Exercise:
Single out each line with the word "commençant" and copy it.

Dataset items
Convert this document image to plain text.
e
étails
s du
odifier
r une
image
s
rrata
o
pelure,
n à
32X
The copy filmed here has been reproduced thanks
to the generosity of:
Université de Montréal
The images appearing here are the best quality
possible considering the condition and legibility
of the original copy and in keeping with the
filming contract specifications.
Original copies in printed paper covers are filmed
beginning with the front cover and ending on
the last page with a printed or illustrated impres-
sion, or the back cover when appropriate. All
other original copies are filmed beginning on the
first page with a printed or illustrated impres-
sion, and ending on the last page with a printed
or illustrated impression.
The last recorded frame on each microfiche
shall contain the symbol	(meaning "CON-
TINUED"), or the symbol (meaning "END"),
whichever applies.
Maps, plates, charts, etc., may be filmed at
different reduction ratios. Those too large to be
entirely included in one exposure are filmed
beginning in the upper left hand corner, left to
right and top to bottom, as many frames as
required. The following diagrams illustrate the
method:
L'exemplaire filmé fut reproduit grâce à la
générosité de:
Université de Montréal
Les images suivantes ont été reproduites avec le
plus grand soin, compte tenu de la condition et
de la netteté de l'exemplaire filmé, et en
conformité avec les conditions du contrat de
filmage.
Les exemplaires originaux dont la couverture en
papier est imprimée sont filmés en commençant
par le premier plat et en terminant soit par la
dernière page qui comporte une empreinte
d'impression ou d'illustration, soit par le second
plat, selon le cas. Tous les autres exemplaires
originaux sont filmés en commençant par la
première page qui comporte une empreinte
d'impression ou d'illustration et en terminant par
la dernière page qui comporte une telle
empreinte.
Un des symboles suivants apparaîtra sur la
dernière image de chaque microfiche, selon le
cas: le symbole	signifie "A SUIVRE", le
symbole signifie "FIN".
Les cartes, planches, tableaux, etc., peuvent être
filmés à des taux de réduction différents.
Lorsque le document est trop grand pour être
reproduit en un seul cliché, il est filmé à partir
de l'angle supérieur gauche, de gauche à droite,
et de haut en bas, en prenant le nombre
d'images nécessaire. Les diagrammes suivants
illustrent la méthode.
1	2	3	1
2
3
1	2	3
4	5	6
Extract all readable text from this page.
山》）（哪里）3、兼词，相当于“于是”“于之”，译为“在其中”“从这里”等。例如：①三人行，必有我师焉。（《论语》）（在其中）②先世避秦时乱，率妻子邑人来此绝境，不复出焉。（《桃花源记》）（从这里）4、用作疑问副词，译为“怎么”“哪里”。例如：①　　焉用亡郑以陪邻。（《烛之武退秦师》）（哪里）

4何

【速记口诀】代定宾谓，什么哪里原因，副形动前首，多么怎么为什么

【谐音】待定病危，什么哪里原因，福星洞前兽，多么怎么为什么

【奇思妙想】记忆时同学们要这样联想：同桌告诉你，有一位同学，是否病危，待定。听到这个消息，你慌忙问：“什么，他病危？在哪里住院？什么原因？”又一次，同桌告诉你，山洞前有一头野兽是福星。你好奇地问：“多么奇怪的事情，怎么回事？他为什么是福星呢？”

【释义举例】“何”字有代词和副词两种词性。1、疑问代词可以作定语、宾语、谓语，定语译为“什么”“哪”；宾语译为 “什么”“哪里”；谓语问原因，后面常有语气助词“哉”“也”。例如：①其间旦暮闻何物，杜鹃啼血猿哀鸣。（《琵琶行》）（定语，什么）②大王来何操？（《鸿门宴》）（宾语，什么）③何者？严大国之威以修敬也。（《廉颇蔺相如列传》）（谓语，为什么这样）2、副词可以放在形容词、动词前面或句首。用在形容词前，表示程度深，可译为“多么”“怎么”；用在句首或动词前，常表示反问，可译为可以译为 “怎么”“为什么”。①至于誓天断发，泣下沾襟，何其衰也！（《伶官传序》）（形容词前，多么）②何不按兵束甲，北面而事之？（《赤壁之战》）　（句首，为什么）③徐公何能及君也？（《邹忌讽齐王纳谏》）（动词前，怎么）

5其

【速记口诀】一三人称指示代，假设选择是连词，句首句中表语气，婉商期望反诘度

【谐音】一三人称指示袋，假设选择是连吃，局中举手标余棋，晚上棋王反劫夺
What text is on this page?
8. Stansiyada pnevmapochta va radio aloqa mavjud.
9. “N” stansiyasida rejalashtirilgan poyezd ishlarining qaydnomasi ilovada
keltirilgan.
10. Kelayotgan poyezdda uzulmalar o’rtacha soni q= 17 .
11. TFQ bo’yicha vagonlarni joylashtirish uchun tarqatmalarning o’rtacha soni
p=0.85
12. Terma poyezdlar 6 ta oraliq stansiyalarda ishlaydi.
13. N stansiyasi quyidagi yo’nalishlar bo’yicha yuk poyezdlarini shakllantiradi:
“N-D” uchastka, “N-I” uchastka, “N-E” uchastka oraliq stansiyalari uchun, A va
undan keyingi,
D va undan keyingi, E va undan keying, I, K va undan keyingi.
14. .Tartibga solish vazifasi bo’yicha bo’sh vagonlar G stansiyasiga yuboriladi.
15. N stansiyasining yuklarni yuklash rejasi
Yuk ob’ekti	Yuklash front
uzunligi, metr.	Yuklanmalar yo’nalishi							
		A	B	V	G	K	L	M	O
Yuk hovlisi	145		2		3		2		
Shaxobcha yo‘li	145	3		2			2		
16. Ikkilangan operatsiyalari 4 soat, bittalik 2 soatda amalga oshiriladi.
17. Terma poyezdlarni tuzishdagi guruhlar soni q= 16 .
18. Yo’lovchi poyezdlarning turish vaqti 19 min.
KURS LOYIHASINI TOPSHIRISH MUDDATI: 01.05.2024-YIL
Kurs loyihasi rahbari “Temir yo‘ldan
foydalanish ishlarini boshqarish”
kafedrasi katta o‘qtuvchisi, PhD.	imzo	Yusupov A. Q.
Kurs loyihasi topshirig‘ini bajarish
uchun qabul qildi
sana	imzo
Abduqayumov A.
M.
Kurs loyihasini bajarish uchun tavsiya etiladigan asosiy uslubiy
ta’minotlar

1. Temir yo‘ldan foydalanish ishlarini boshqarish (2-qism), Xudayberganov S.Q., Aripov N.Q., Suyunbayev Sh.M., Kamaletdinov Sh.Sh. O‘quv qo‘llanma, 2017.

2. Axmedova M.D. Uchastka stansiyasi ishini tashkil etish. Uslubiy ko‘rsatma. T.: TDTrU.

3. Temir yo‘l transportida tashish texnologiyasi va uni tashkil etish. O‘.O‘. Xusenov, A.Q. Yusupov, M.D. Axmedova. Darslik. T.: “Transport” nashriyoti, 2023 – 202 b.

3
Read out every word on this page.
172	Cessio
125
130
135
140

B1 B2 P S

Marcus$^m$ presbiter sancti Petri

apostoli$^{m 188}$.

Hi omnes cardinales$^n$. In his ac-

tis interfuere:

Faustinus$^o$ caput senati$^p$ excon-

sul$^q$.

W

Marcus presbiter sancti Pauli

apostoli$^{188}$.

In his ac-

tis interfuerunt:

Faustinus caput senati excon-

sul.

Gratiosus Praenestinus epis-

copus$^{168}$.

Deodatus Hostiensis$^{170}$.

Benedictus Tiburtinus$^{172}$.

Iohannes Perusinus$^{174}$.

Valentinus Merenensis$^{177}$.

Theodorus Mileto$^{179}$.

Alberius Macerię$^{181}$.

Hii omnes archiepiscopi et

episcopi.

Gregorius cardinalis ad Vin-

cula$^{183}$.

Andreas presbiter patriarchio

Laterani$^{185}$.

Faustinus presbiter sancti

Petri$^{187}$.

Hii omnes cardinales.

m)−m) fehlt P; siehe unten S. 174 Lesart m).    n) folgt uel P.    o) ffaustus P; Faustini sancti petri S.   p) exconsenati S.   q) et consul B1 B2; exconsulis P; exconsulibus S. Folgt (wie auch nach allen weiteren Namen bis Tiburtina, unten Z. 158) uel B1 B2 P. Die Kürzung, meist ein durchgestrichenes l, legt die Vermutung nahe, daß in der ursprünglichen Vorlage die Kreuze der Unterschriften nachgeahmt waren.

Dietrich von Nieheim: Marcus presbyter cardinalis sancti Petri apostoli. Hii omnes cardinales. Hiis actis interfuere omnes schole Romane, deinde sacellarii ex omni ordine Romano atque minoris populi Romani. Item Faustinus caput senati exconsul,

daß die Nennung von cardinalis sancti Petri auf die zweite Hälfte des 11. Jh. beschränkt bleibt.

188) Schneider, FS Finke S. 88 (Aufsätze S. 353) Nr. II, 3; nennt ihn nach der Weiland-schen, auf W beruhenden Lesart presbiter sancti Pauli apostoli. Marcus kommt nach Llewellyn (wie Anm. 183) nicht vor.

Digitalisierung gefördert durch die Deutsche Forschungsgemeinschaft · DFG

The result:
papier est imprimée sont filmés en commençant
originaux sont filmés en commençant par la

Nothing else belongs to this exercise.